DATASET EXCERPTS
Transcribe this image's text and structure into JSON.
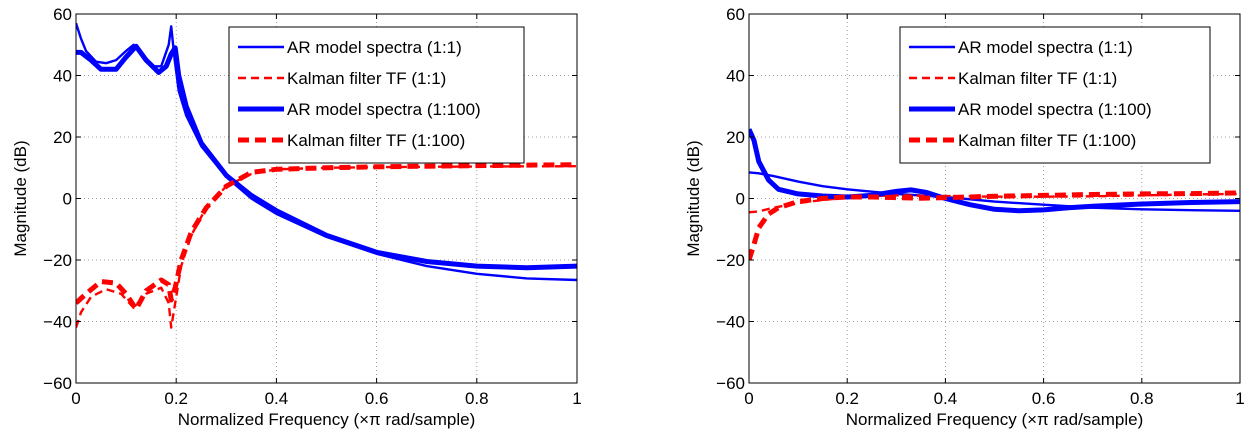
{
  "chart_data": [
    {
      "type": "line",
      "title": "",
      "xlabel": "Normalized Frequency  (×π rad/sample)",
      "ylabel": "Magnitude (dB)",
      "xlim": [
        0,
        1
      ],
      "ylim": [
        -60,
        60
      ],
      "xticks": [
        "0",
        "0.2",
        "0.4",
        "0.6",
        "0.8",
        "1"
      ],
      "yticks": [
        "−60",
        "−40",
        "−20",
        "0",
        "20",
        "40",
        "60"
      ],
      "grid": true,
      "legend_position": "top-right",
      "series": [
        {
          "name": "AR model spectra (1:1)",
          "color": "#0000ff",
          "style": "solid",
          "weight": "thin",
          "x": [
            0,
            0.01,
            0.02,
            0.04,
            0.06,
            0.08,
            0.1,
            0.115,
            0.13,
            0.15,
            0.17,
            0.185,
            0.19,
            0.197,
            0.205,
            0.22,
            0.25,
            0.3,
            0.35,
            0.4,
            0.5,
            0.6,
            0.7,
            0.8,
            0.9,
            1.0
          ],
          "y": [
            57,
            52,
            48,
            44.5,
            44,
            45,
            48,
            50,
            47.5,
            43,
            43,
            50,
            56,
            45,
            35,
            27,
            17,
            7,
            0,
            -5,
            -12.5,
            -18,
            -22,
            -24.5,
            -26,
            -26.5
          ]
        },
        {
          "name": "Kalman filter TF (1:1)",
          "color": "#ff0000",
          "style": "dashed",
          "weight": "thin",
          "x": [
            0,
            0.01,
            0.03,
            0.06,
            0.09,
            0.115,
            0.14,
            0.17,
            0.185,
            0.19,
            0.197,
            0.21,
            0.23,
            0.26,
            0.3,
            0.35,
            0.4,
            0.5,
            0.6,
            0.8,
            1.0
          ],
          "y": [
            -42,
            -37,
            -32,
            -29.5,
            -31,
            -35.5,
            -31,
            -29,
            -34,
            -42,
            -35,
            -22,
            -12,
            -3,
            4,
            8,
            9.5,
            10,
            10.2,
            10.4,
            10.5
          ]
        },
        {
          "name": "AR model spectra (1:100)",
          "color": "#0000ff",
          "style": "solid",
          "weight": "thick",
          "x": [
            0,
            0.01,
            0.03,
            0.05,
            0.08,
            0.1,
            0.12,
            0.14,
            0.165,
            0.18,
            0.19,
            0.198,
            0.205,
            0.22,
            0.25,
            0.3,
            0.35,
            0.4,
            0.5,
            0.6,
            0.7,
            0.8,
            0.9,
            1.0
          ],
          "y": [
            47.5,
            47.5,
            45,
            42,
            42,
            46,
            49.5,
            45,
            41,
            43,
            47,
            49,
            40,
            30,
            18,
            7.5,
            1,
            -4,
            -12,
            -17.5,
            -20.5,
            -22,
            -22.5,
            -22
          ]
        },
        {
          "name": "Kalman filter TF (1:100)",
          "color": "#ff0000",
          "style": "dashed",
          "weight": "thick",
          "x": [
            0,
            0.02,
            0.05,
            0.08,
            0.1,
            0.12,
            0.14,
            0.17,
            0.185,
            0.19,
            0.198,
            0.21,
            0.23,
            0.26,
            0.3,
            0.35,
            0.4,
            0.5,
            0.6,
            0.8,
            1.0
          ],
          "y": [
            -34,
            -31,
            -27,
            -27.5,
            -31,
            -36,
            -30,
            -26.5,
            -28,
            -33,
            -29,
            -20,
            -11,
            -3,
            4,
            8.5,
            9.5,
            10,
            10.3,
            10.7,
            11
          ]
        }
      ]
    },
    {
      "type": "line",
      "title": "",
      "xlabel": "Normalized Frequency  (×π rad/sample)",
      "ylabel": "Magnitude (dB)",
      "xlim": [
        0,
        1
      ],
      "ylim": [
        -60,
        60
      ],
      "xticks": [
        "0",
        "0.2",
        "0.4",
        "0.6",
        "0.8",
        "1"
      ],
      "yticks": [
        "−60",
        "−40",
        "−20",
        "0",
        "20",
        "40",
        "60"
      ],
      "grid": true,
      "legend_position": "top-right",
      "series": [
        {
          "name": "AR model spectra (1:1)",
          "color": "#0000ff",
          "style": "solid",
          "weight": "thin",
          "x": [
            0,
            0.02,
            0.05,
            0.1,
            0.15,
            0.2,
            0.25,
            0.3,
            0.4,
            0.5,
            0.6,
            0.7,
            0.8,
            0.9,
            1.0
          ],
          "y": [
            8.5,
            8.2,
            7.3,
            5.5,
            4,
            3,
            2.2,
            1.5,
            0.5,
            -1,
            -2,
            -3,
            -3.5,
            -3.8,
            -4
          ]
        },
        {
          "name": "Kalman filter TF (1:1)",
          "color": "#ff0000",
          "style": "dashed",
          "weight": "thin",
          "x": [
            0,
            0.02,
            0.05,
            0.1,
            0.15,
            0.2,
            0.25,
            0.3,
            0.4,
            0.5,
            0.6,
            0.7,
            0.8,
            0.9,
            1.0
          ],
          "y": [
            -4.5,
            -4.2,
            -3,
            -1.5,
            -0.5,
            0.3,
            0.8,
            1,
            0.8,
            0.6,
            0.6,
            0.7,
            1,
            1.3,
            1.5
          ]
        },
        {
          "name": "AR model spectra (1:100)",
          "color": "#0000ff",
          "style": "solid",
          "weight": "thick",
          "x": [
            0,
            0.01,
            0.02,
            0.04,
            0.06,
            0.1,
            0.15,
            0.2,
            0.25,
            0.3,
            0.33,
            0.36,
            0.4,
            0.45,
            0.5,
            0.55,
            0.6,
            0.65,
            0.7,
            0.8,
            0.9,
            1.0
          ],
          "y": [
            22.5,
            19,
            12,
            6,
            3,
            1.5,
            0.8,
            0.5,
            1,
            2.3,
            2.8,
            2,
            0,
            -2,
            -3.5,
            -4,
            -3.7,
            -3,
            -2.5,
            -1.8,
            -1.3,
            -1
          ]
        },
        {
          "name": "Kalman filter TF (1:100)",
          "color": "#ff0000",
          "style": "dashed",
          "weight": "thick",
          "x": [
            0,
            0.01,
            0.02,
            0.04,
            0.06,
            0.1,
            0.15,
            0.2,
            0.25,
            0.3,
            0.35,
            0.4,
            0.5,
            0.6,
            0.7,
            0.8,
            0.9,
            1.0
          ],
          "y": [
            -20,
            -15,
            -9.5,
            -5,
            -3,
            -1,
            0,
            0.5,
            0.5,
            0.3,
            0.1,
            0.3,
            0.7,
            1,
            1.3,
            1.5,
            1.6,
            1.8
          ]
        }
      ]
    }
  ]
}
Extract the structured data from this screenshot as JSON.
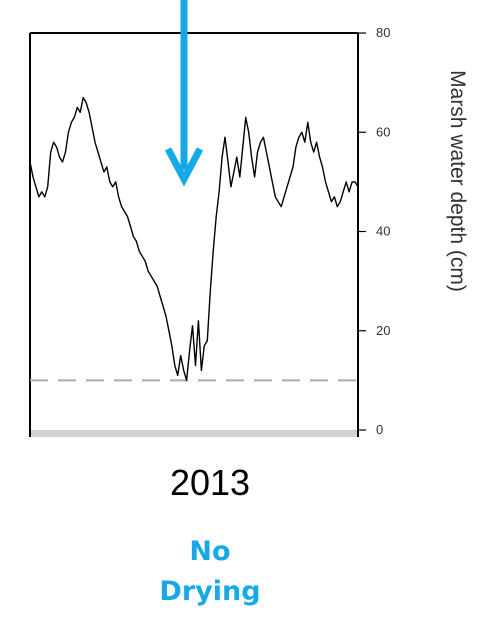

JOB
Your task is an exact transcription of all the data, minus the pictures.

COMPLETE ANSWER
Transcribe this image's text and structure into JSON.
{
  "chart_data": [
    {
      "type": "line",
      "title": "",
      "xlabel": "Normalized Frequency  (×π rad/sample)",
      "ylabel": "Magnitude (dB)",
      "xlim": [
        0,
        1
      ],
      "ylim": [
        -60,
        60
      ],
      "xticks": [
        "0",
        "0.2",
        "0.4",
        "0.6",
        "0.8",
        "1"
      ],
      "yticks": [
        "−60",
        "−40",
        "−20",
        "0",
        "20",
        "40",
        "60"
      ],
      "grid": true,
      "legend_position": "top-right",
      "series": [
        {
          "name": "AR model spectra (1:1)",
          "color": "#0000ff",
          "style": "solid",
          "weight": "thin",
          "x": [
            0,
            0.01,
            0.02,
            0.04,
            0.06,
            0.08,
            0.1,
            0.115,
            0.13,
            0.15,
            0.17,
            0.185,
            0.19,
            0.197,
            0.205,
            0.22,
            0.25,
            0.3,
            0.35,
            0.4,
            0.5,
            0.6,
            0.7,
            0.8,
            0.9,
            1.0
          ],
          "y": [
            57,
            52,
            48,
            44.5,
            44,
            45,
            48,
            50,
            47.5,
            43,
            43,
            50,
            56,
            45,
            35,
            27,
            17,
            7,
            0,
            -5,
            -12.5,
            -18,
            -22,
            -24.5,
            -26,
            -26.5
          ]
        },
        {
          "name": "Kalman filter TF (1:1)",
          "color": "#ff0000",
          "style": "dashed",
          "weight": "thin",
          "x": [
            0,
            0.01,
            0.03,
            0.06,
            0.09,
            0.115,
            0.14,
            0.17,
            0.185,
            0.19,
            0.197,
            0.21,
            0.23,
            0.26,
            0.3,
            0.35,
            0.4,
            0.5,
            0.6,
            0.8,
            1.0
          ],
          "y": [
            -42,
            -37,
            -32,
            -29.5,
            -31,
            -35.5,
            -31,
            -29,
            -34,
            -42,
            -35,
            -22,
            -12,
            -3,
            4,
            8,
            9.5,
            10,
            10.2,
            10.4,
            10.5
          ]
        },
        {
          "name": "AR model spectra (1:100)",
          "color": "#0000ff",
          "style": "solid",
          "weight": "thick",
          "x": [
            0,
            0.01,
            0.03,
            0.05,
            0.08,
            0.1,
            0.12,
            0.14,
            0.165,
            0.18,
            0.19,
            0.198,
            0.205,
            0.22,
            0.25,
            0.3,
            0.35,
            0.4,
            0.5,
            0.6,
            0.7,
            0.8,
            0.9,
            1.0
          ],
          "y": [
            47.5,
            47.5,
            45,
            42,
            42,
            46,
            49.5,
            45,
            41,
            43,
            47,
            49,
            40,
            30,
            18,
            7.5,
            1,
            -4,
            -12,
            -17.5,
            -20.5,
            -22,
            -22.5,
            -22
          ]
        },
        {
          "name": "Kalman filter TF (1:100)",
          "color": "#ff0000",
          "style": "dashed",
          "weight": "thick",
          "x": [
            0,
            0.02,
            0.05,
            0.08,
            0.1,
            0.12,
            0.14,
            0.17,
            0.185,
            0.19,
            0.198,
            0.21,
            0.23,
            0.26,
            0.3,
            0.35,
            0.4,
            0.5,
            0.6,
            0.8,
            1.0
          ],
          "y": [
            -34,
            -31,
            -27,
            -27.5,
            -31,
            -36,
            -30,
            -26.5,
            -28,
            -33,
            -29,
            -20,
            -11,
            -3,
            4,
            8.5,
            9.5,
            10,
            10.3,
            10.7,
            11
          ]
        }
      ]
    },
    {
      "type": "line",
      "title": "",
      "xlabel": "Normalized Frequency  (×π rad/sample)",
      "ylabel": "Magnitude (dB)",
      "xlim": [
        0,
        1
      ],
      "ylim": [
        -60,
        60
      ],
      "xticks": [
        "0",
        "0.2",
        "0.4",
        "0.6",
        "0.8",
        "1"
      ],
      "yticks": [
        "−60",
        "−40",
        "−20",
        "0",
        "20",
        "40",
        "60"
      ],
      "grid": true,
      "legend_position": "top-right",
      "series": [
        {
          "name": "AR model spectra (1:1)",
          "color": "#0000ff",
          "style": "solid",
          "weight": "thin",
          "x": [
            0,
            0.02,
            0.05,
            0.1,
            0.15,
            0.2,
            0.25,
            0.3,
            0.4,
            0.5,
            0.6,
            0.7,
            0.8,
            0.9,
            1.0
          ],
          "y": [
            8.5,
            8.2,
            7.3,
            5.5,
            4,
            3,
            2.2,
            1.5,
            0.5,
            -1,
            -2,
            -3,
            -3.5,
            -3.8,
            -4
          ]
        },
        {
          "name": "Kalman filter TF (1:1)",
          "color": "#ff0000",
          "style": "dashed",
          "weight": "thin",
          "x": [
            0,
            0.02,
            0.05,
            0.1,
            0.15,
            0.2,
            0.25,
            0.3,
            0.4,
            0.5,
            0.6,
            0.7,
            0.8,
            0.9,
            1.0
          ],
          "y": [
            -4.5,
            -4.2,
            -3,
            -1.5,
            -0.5,
            0.3,
            0.8,
            1,
            0.8,
            0.6,
            0.6,
            0.7,
            1,
            1.3,
            1.5
          ]
        },
        {
          "name": "AR model spectra (1:100)",
          "color": "#0000ff",
          "style": "solid",
          "weight": "thick",
          "x": [
            0,
            0.01,
            0.02,
            0.04,
            0.06,
            0.1,
            0.15,
            0.2,
            0.25,
            0.3,
            0.33,
            0.36,
            0.4,
            0.45,
            0.5,
            0.55,
            0.6,
            0.65,
            0.7,
            0.8,
            0.9,
            1.0
          ],
          "y": [
            22.5,
            19,
            12,
            6,
            3,
            1.5,
            0.8,
            0.5,
            1,
            2.3,
            2.8,
            2,
            0,
            -2,
            -3.5,
            -4,
            -3.7,
            -3,
            -2.5,
            -1.8,
            -1.3,
            -1
          ]
        },
        {
          "name": "Kalman filter TF (1:100)",
          "color": "#ff0000",
          "style": "dashed",
          "weight": "thick",
          "x": [
            0,
            0.01,
            0.02,
            0.04,
            0.06,
            0.1,
            0.15,
            0.2,
            0.25,
            0.3,
            0.35,
            0.4,
            0.5,
            0.6,
            0.7,
            0.8,
            0.9,
            1.0
          ],
          "y": [
            -20,
            -15,
            -9.5,
            -5,
            -3,
            -1,
            0,
            0.5,
            0.5,
            0.3,
            0.1,
            0.3,
            0.7,
            1,
            1.3,
            1.5,
            1.6,
            1.8
          ]
        }
      ]
    }
  ]
}
Extract the structured data from this screenshot as JSON.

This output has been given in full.